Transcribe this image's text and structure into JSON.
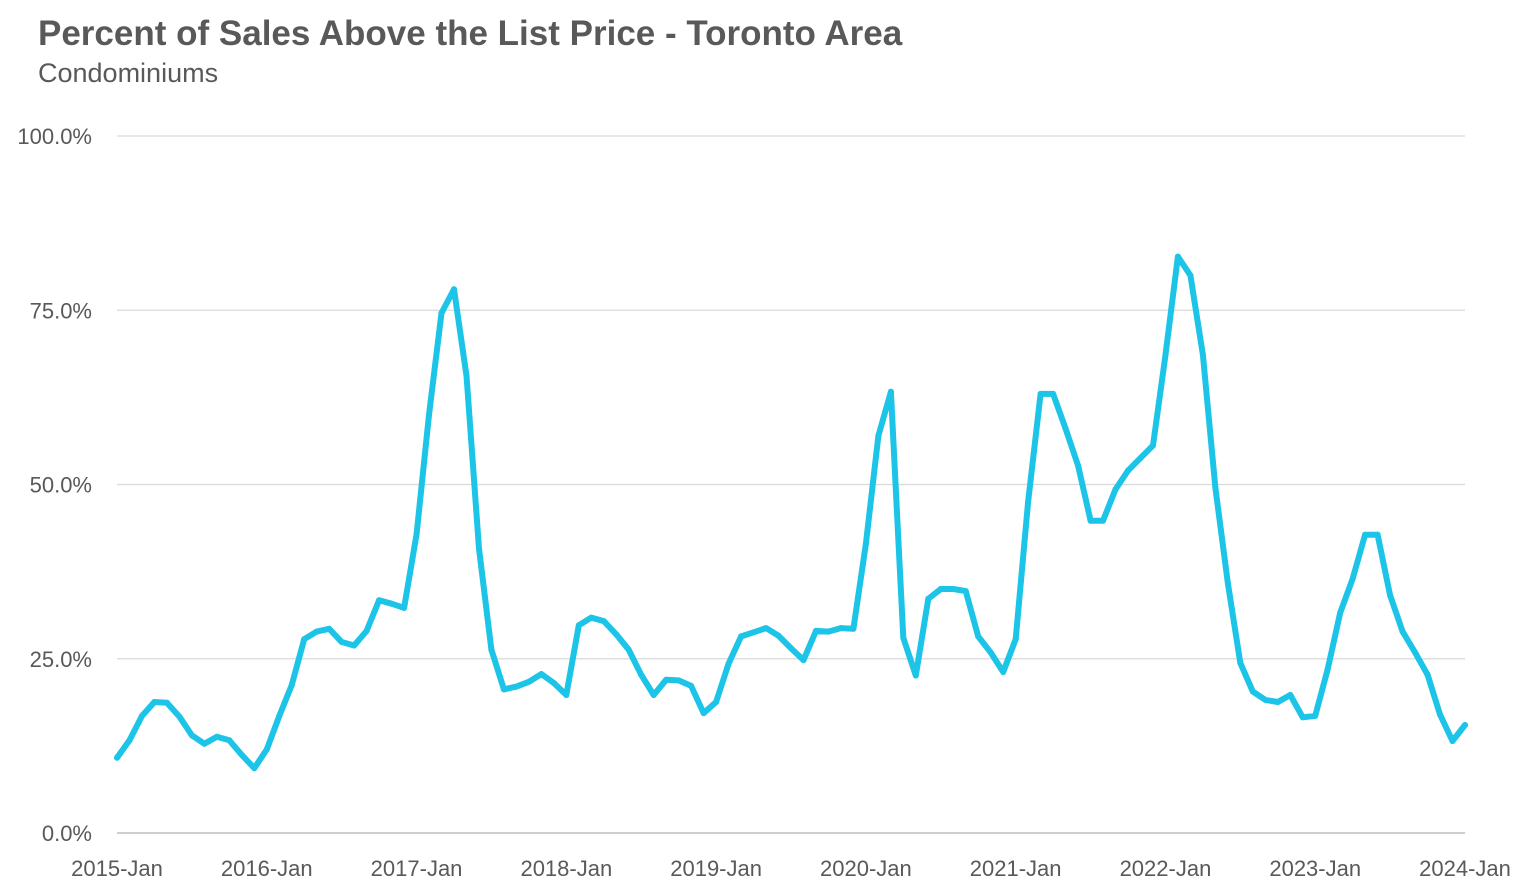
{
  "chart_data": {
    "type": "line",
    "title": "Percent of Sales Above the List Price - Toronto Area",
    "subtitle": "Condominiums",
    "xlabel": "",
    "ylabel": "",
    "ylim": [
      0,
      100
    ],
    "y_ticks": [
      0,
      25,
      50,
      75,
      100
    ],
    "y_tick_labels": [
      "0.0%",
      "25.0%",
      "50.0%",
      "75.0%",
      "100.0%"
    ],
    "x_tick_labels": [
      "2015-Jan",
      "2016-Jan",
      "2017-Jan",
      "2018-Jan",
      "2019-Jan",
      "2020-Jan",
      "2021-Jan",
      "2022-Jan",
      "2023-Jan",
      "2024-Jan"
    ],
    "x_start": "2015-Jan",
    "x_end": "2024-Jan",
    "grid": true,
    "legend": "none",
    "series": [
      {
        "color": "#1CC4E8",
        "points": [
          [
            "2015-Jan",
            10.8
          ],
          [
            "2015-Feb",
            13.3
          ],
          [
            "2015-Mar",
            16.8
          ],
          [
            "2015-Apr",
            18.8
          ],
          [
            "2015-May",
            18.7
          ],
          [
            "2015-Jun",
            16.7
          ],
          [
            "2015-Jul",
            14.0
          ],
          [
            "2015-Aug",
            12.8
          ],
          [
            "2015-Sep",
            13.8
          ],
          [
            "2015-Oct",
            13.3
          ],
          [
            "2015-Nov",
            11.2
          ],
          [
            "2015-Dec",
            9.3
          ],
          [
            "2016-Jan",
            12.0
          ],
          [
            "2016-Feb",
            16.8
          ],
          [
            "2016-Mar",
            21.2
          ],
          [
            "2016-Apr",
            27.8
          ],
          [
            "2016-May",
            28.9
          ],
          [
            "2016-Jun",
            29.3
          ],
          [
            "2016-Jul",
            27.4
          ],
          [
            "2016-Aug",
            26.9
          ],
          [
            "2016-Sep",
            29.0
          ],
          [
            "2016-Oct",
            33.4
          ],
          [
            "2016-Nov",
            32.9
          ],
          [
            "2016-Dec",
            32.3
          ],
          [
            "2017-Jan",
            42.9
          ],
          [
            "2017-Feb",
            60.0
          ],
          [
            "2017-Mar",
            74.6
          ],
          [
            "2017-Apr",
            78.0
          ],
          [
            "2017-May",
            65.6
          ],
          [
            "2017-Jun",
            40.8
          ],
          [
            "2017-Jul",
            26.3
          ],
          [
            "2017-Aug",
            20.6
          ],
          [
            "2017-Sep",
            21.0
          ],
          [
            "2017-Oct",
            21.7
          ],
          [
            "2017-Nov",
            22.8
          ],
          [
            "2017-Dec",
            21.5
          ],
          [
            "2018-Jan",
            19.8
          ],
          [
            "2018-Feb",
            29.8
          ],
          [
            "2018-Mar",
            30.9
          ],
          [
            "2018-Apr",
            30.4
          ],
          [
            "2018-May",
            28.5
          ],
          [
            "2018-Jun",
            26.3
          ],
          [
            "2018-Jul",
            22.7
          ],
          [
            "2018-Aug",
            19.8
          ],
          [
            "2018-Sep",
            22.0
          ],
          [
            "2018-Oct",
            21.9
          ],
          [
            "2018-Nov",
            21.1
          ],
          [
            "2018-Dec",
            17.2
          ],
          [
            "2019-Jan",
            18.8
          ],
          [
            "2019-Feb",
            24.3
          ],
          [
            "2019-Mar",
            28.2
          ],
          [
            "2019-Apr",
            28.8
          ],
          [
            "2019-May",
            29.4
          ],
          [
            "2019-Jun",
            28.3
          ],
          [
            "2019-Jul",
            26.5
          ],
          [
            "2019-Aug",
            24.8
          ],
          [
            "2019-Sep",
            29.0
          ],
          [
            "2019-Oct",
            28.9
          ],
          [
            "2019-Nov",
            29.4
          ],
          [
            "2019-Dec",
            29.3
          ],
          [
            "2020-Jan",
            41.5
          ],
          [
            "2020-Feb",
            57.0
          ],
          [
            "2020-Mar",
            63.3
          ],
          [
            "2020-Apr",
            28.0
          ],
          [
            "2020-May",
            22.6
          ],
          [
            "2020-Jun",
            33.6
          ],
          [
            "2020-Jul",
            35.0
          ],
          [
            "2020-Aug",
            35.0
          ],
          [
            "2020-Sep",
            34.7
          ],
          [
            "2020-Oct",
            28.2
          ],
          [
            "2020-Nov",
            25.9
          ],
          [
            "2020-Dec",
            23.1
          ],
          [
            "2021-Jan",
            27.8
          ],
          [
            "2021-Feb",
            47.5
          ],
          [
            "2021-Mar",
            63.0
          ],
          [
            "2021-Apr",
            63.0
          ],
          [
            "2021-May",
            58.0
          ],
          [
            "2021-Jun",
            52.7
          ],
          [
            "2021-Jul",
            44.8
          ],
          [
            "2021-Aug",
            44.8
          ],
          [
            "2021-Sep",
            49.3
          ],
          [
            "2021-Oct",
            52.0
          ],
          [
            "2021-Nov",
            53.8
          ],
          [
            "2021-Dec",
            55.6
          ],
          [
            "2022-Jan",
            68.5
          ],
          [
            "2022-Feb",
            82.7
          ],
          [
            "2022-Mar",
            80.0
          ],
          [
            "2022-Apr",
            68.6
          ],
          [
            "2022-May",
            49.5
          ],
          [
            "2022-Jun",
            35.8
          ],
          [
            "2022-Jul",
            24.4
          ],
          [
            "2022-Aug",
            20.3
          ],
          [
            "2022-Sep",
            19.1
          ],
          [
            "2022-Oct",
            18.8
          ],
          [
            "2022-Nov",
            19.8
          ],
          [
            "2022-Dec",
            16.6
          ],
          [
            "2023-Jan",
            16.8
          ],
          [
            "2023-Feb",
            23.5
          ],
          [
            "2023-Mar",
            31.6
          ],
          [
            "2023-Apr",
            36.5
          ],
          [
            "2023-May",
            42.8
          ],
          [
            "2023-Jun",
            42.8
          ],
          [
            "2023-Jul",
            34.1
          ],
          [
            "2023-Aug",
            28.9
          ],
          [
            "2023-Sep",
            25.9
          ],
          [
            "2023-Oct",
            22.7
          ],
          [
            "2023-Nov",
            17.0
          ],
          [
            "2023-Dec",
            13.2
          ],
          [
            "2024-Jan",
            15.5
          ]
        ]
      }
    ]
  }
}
* * *
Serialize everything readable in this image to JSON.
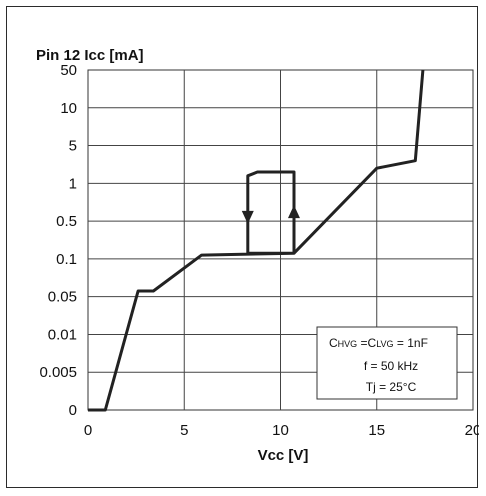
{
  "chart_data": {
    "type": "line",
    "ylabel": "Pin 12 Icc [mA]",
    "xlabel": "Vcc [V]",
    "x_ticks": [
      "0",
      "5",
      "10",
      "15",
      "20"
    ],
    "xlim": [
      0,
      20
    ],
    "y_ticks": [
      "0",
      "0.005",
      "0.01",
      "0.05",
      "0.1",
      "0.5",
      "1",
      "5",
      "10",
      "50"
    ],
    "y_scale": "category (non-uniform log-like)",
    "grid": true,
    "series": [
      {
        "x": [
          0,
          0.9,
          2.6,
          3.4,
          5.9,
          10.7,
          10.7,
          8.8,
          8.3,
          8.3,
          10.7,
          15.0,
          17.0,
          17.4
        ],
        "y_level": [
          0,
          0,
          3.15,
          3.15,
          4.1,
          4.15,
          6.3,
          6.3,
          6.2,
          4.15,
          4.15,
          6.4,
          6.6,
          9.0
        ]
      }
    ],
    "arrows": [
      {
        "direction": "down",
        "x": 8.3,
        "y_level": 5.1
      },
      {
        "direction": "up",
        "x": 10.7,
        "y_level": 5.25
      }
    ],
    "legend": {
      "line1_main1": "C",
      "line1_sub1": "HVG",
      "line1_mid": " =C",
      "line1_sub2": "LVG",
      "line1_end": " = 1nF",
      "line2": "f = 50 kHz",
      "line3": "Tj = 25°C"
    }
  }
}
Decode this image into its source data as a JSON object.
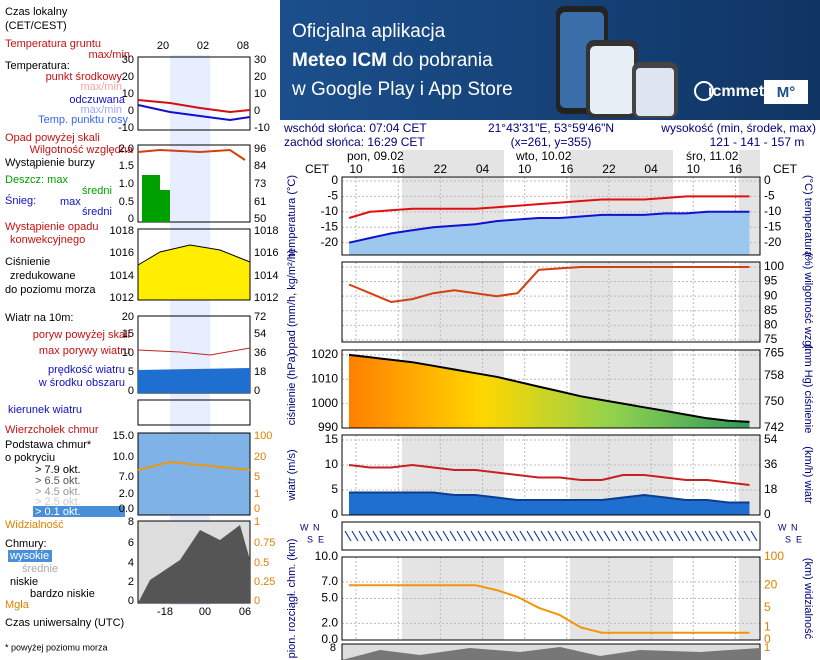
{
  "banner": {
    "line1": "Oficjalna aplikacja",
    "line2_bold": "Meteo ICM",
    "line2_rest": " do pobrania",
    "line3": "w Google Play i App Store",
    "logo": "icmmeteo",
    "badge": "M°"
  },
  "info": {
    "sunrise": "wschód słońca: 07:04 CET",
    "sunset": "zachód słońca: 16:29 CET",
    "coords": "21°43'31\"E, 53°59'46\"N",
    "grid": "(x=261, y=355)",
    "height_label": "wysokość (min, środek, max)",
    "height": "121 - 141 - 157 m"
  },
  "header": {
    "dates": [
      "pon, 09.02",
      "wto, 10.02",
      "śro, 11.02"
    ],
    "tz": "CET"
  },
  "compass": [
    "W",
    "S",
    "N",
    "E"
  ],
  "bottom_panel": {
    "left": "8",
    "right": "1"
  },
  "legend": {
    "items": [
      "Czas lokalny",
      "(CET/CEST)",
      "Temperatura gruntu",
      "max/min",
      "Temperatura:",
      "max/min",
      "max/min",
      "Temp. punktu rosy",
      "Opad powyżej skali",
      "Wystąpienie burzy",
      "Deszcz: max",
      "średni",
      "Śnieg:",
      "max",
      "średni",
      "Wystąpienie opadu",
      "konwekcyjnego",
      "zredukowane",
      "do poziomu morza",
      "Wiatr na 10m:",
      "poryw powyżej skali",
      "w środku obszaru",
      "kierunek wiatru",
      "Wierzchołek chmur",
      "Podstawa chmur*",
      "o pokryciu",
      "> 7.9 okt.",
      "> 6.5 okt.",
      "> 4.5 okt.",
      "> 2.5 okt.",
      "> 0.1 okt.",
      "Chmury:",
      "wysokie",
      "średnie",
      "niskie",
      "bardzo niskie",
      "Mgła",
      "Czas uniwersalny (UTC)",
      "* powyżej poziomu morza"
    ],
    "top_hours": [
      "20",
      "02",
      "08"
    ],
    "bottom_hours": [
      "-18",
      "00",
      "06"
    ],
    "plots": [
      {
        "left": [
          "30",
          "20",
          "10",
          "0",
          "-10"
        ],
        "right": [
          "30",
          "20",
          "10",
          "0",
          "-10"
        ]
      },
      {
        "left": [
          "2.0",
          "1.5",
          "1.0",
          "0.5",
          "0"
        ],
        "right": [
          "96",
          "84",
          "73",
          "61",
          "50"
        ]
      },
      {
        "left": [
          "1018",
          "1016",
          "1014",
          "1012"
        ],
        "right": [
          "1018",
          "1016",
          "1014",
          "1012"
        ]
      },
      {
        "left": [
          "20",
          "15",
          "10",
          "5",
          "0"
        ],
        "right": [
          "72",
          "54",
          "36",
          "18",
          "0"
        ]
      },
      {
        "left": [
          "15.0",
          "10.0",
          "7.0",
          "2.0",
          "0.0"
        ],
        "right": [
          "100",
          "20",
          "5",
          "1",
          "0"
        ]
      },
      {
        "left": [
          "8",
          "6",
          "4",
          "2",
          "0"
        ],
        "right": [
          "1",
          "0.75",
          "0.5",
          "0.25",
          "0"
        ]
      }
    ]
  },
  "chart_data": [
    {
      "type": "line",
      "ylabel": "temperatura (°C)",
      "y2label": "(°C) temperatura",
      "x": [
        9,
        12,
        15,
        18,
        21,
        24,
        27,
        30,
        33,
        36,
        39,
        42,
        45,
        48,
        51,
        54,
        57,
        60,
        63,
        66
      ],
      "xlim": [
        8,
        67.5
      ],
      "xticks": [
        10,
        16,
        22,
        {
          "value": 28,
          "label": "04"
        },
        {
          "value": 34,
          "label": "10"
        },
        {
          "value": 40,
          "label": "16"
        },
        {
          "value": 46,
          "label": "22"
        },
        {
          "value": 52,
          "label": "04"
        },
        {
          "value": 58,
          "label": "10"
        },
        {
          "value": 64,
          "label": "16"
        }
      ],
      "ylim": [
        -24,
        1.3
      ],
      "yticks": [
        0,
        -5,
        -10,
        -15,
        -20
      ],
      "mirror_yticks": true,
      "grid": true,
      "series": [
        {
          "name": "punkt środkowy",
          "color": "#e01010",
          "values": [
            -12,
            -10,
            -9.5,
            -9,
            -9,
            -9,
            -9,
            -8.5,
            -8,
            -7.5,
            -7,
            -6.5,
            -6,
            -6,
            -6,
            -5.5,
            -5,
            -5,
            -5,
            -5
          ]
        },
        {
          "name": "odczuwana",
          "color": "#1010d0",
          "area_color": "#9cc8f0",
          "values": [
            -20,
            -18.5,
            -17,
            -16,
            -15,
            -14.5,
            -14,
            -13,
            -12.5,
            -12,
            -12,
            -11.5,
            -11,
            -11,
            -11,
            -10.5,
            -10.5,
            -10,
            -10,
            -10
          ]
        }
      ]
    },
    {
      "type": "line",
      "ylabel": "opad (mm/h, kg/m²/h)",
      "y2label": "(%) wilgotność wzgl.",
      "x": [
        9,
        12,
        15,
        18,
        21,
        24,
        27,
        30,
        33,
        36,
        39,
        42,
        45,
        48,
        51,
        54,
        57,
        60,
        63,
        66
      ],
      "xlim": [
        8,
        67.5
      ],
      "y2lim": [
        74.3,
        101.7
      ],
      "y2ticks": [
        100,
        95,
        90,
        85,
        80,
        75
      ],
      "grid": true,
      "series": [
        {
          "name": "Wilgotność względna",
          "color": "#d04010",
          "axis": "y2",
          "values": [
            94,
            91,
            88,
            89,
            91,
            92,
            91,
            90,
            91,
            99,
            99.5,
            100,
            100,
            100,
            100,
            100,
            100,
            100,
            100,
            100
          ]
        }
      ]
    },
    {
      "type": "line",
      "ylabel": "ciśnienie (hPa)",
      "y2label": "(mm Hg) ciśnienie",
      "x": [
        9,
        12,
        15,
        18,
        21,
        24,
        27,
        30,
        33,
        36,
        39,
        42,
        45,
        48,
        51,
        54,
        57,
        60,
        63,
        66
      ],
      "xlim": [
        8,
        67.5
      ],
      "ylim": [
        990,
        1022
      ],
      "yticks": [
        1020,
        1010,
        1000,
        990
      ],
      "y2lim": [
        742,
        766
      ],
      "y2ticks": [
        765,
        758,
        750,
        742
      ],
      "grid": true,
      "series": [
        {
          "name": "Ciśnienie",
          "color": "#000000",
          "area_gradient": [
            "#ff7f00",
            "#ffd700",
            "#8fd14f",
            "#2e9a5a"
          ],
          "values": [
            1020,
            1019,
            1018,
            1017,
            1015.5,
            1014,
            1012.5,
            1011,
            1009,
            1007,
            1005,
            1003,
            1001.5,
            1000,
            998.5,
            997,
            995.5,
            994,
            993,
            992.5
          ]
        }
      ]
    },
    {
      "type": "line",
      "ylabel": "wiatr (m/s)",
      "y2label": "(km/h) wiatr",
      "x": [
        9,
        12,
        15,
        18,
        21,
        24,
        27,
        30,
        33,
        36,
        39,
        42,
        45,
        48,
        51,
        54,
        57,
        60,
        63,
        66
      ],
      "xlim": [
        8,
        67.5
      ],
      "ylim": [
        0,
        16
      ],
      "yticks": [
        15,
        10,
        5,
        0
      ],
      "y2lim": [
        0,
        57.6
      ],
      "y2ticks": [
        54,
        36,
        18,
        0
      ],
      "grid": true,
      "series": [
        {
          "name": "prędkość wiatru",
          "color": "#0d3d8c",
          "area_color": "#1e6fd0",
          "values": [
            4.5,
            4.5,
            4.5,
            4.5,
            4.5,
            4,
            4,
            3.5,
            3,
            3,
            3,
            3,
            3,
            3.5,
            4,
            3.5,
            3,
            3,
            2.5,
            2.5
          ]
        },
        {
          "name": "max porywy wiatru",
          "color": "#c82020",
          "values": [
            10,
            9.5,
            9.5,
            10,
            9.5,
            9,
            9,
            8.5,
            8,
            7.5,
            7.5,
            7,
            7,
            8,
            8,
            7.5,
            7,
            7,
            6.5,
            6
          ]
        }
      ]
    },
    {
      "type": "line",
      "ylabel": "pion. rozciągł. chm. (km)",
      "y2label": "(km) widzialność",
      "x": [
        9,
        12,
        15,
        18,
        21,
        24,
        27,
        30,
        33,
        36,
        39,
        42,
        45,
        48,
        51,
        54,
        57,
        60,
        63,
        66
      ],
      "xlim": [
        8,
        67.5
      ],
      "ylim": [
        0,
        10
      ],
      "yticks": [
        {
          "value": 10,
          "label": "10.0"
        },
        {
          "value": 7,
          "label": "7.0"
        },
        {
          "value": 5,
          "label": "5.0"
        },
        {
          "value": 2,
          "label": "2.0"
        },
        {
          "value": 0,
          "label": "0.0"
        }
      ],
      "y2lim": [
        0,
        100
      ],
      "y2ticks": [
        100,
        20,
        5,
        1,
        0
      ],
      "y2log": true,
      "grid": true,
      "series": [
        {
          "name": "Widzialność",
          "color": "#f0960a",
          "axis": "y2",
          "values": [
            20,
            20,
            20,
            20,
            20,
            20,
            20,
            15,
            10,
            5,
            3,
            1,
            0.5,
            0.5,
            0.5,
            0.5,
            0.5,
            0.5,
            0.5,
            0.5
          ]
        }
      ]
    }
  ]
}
* * *
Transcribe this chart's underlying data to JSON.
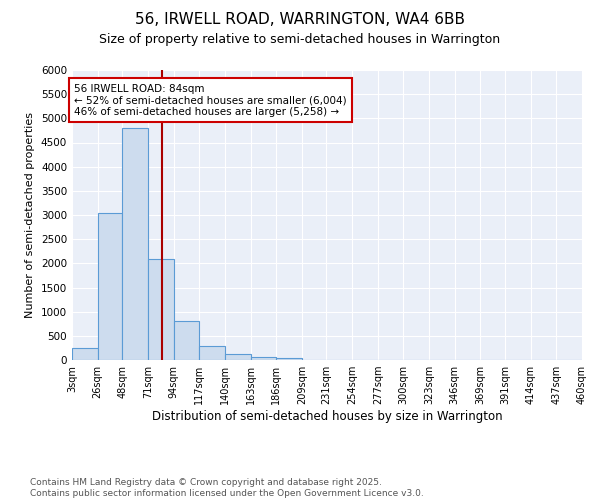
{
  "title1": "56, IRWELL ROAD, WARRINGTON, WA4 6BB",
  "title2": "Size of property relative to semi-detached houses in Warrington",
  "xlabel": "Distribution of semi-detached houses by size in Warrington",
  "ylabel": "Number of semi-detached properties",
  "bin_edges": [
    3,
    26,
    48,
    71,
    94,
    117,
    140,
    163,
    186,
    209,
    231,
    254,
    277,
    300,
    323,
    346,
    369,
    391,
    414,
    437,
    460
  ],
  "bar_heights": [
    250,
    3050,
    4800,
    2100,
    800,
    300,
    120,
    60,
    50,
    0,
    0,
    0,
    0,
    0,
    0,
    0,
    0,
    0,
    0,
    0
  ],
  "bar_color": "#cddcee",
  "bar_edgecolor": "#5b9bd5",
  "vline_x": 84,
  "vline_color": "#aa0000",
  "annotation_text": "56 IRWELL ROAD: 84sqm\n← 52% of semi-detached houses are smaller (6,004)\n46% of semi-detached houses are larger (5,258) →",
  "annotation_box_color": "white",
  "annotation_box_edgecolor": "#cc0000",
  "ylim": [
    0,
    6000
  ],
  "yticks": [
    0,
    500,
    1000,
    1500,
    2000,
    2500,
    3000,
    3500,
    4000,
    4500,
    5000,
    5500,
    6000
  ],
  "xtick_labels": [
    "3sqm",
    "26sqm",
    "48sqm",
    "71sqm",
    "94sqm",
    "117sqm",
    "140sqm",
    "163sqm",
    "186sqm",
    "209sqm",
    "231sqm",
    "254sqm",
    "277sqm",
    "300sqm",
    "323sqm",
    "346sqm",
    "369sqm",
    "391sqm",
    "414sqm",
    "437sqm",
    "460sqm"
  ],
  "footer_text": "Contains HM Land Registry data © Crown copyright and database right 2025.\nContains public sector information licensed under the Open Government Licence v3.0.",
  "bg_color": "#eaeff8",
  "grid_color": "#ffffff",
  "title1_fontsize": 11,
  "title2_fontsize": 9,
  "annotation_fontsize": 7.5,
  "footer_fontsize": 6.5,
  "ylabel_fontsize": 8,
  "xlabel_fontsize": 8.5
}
* * *
What you have to do:
Examine the records and report how many lines contain the string "słońca". Only the number should be given.

Final answer:
2